Extrait du document>
+++

Formule 1 GP de Bahreïn

Mercedes a-t-il eu "les yeux plus gros que le ventre" ?

Responsable technique de Mercedes, James Allison a livré un premier bilan des difficultés de l'écurie au terme d'un Grand Prix de Bahreïn où les W13 se sont retrouvées dans un no man's land en course.

Même si la fiabilité est un facteur essentiel en sport automobile, il est évident que sans les circonstances de la fin de course au Grand Prix de Bahreïn, à savoir un Safety Car opportun puis un double abandon des Red Bull, il n'aurait pas été possible de prétendre à autre chose pour Mercedes qu'occuper le dernier tiers du top 6. Si une partie des observateurs se voulait réservée sur la réalité des maux de la W13 après les tests de Sakhir, l'épreuve inaugurale de la saison 2022 a apporté des réponses claires.

Plus encore, elle a permis de constater à quel point le concept prometteur sur le papier de cette monoplace aux pontons étroits, à partir du moment où il se heurte à l'écueil non résolu du marsouinage, se trouve dans une situation de spirale négative. De la forte dégradation pneumatique à la vitesse de pointe manquante, Mercedes a expérimenté sans surprise une variété de symptômes qu'il faut s'attacher à accepter tout en les guérissant provisoirement pour être le plus performant possible à court terme, et tout en sachant que la cause profonde n'est pour le moment pas corrigible, en tout cas sans porter atteinte au potentiel de cette F1.

Interrogé dans la traditionnelle vidéo de débriefing des Grands Prix publiée par l'écurie, James Allison s'est livré à un travail d'explication. Un aspect qui est notamment souvent évoqué depuis plusieurs semaines, et que le Grand Prix de Bahreïn a eu tendance à exacerber, c'est à quel point Mercedes manque de vitesse de pointe. Même si la croyance en un moteur à l'étoile désormais en retrait face au Ferrari et au Honda/Red Bull semble faire son chemin, dans le cas particulier de la W13, il est clair pour Allison qu'il s'agit avant tout d'une conséquence des compromis à faire face au marsouinage, même s'il n'exclut pas totalement une incidence, plus modeste, de l'unité de puissance.

"Je pense que cela vient en grande partie de la taille de notre aileron arrière et si vous regardez les voitures qui passent les lignes droites l'une après l'autre et que vous regardez simplement la surface frontale des ailerons arrière de chaque équipe, vous verrez que nous avions le plus gros aileron arrière", a déclaré l'ingénieur britannique. "Et les ailerons arrière sont un facteur important dans la quantité de traînée de la voiture et la quantité de traînée d'une voiture est un facteur important dans la vitesse de fin de ligne droite de la voiture."

George Russell lors du Grand Prix de Bahreïn.

+++

Données fournies>
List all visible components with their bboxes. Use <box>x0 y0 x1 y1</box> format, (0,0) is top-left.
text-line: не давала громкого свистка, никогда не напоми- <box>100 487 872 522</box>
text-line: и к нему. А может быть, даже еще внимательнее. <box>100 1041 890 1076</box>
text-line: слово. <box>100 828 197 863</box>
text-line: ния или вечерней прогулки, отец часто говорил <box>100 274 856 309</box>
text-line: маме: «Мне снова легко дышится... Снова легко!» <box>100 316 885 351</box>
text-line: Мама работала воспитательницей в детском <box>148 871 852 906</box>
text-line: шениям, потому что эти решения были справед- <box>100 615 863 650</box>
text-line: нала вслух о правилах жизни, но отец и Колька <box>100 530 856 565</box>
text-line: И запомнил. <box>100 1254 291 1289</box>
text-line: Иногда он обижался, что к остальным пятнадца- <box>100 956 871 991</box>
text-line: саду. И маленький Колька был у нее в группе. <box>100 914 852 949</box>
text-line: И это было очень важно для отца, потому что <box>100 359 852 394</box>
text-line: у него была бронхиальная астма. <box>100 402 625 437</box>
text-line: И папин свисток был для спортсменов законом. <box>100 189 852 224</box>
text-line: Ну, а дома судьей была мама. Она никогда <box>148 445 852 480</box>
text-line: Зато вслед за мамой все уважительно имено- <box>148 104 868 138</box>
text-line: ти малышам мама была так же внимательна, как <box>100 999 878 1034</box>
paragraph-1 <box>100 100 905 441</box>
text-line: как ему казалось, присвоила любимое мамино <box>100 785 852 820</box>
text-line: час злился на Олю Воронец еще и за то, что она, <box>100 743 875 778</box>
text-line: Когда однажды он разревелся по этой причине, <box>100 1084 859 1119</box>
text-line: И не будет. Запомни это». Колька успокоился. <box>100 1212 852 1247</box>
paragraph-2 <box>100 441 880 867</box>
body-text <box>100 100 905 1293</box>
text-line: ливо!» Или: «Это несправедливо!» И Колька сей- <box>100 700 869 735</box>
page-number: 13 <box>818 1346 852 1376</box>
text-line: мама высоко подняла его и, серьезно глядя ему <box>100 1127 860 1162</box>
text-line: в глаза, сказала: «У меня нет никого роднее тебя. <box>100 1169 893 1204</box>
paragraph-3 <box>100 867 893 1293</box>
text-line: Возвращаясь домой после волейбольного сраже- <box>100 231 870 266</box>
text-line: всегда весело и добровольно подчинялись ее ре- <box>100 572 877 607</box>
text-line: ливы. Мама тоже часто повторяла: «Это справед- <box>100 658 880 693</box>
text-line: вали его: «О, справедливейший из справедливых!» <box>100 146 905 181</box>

+++

Travail demandé> Pouvez-vous rédiger la suite de l'article sur les difficultés de Mercedes au Grand Prix de Bahreïn, à partir de sa dernière phrase ?

Réponse attendue>
George Russell lors du Grand Prix de Bahreïn.

"Maintenant, il y aura d'autres différences, bien sûr, il peut y avoir de petites différences dans la puissance des moteurs, mais je pense qu'aucun d'entre nous, aucune des équipes, n'a une idée de cela pour le moment, de ce qu'est exactement la hiérarchie, et il est probable qu'il y ait de petites différences, si tant est qu'il y en ait. Les ailerons arrière d'un autre côté, vous pouvez voir les différences et nous avions les plus grands ailerons."

"Vous pourriez vous demander : pourquoi utilisions-nous le plus grand aileron et, si nous utilisions le plus grand aileron, pourquoi n'avons-nous pas eu les performances que nous aurions pu espérer ? Eh bien, c'est bien sûr la question à un million de dollars ici. Nous avons dépensé beaucoup de temps, d'efforts et d'amour pour essayer de rendre la voiture aussi rapide que possible, mais nous n'avons pas encore réussi à obtenir quelque chose de compétitif."

"Et nous devons utiliser un grand aileron en ce moment pour nous donner l'appui nécessaire pour faire le meilleur temps au tour possible avec notre voiture, mais il n'est pas à la hauteur de ce qui est nécessaire pour la compétitivité. Donc, avec un peu de chance et dans les courses qui viennent, nous allons rapidement améliorer notre voiture et cela nous permettra également de retirer un peu d'aileron arrière, ce qui nous permettra d'augmenter notre vitesse en ligne droite en conséquence."

Pour rappel, le marsouinage, qui est le phénomène de rebond de la voiture sur elle-même dans les portions à haute vitesse, est directement lié à l'effet de sol. À partir d'une certaine vitesse, la voiture est trop attirée vers le sol et il se produit un décrochage du flux aéro censé passer dessous, ce qui fait alors perdre de l'appui et remonter la monoplace, avant que le flux ne raccroche et qu'elle ne redescende. Pour le contenir, Mercedes est actuellement obligé de surélever sa voiture, ce qui contribue aussi à réduire l'efficacité de l'effet de sol, donc l'appui généré par ce biais. D'où la nécessité d'un aileron arrière plus chargé pour le moment.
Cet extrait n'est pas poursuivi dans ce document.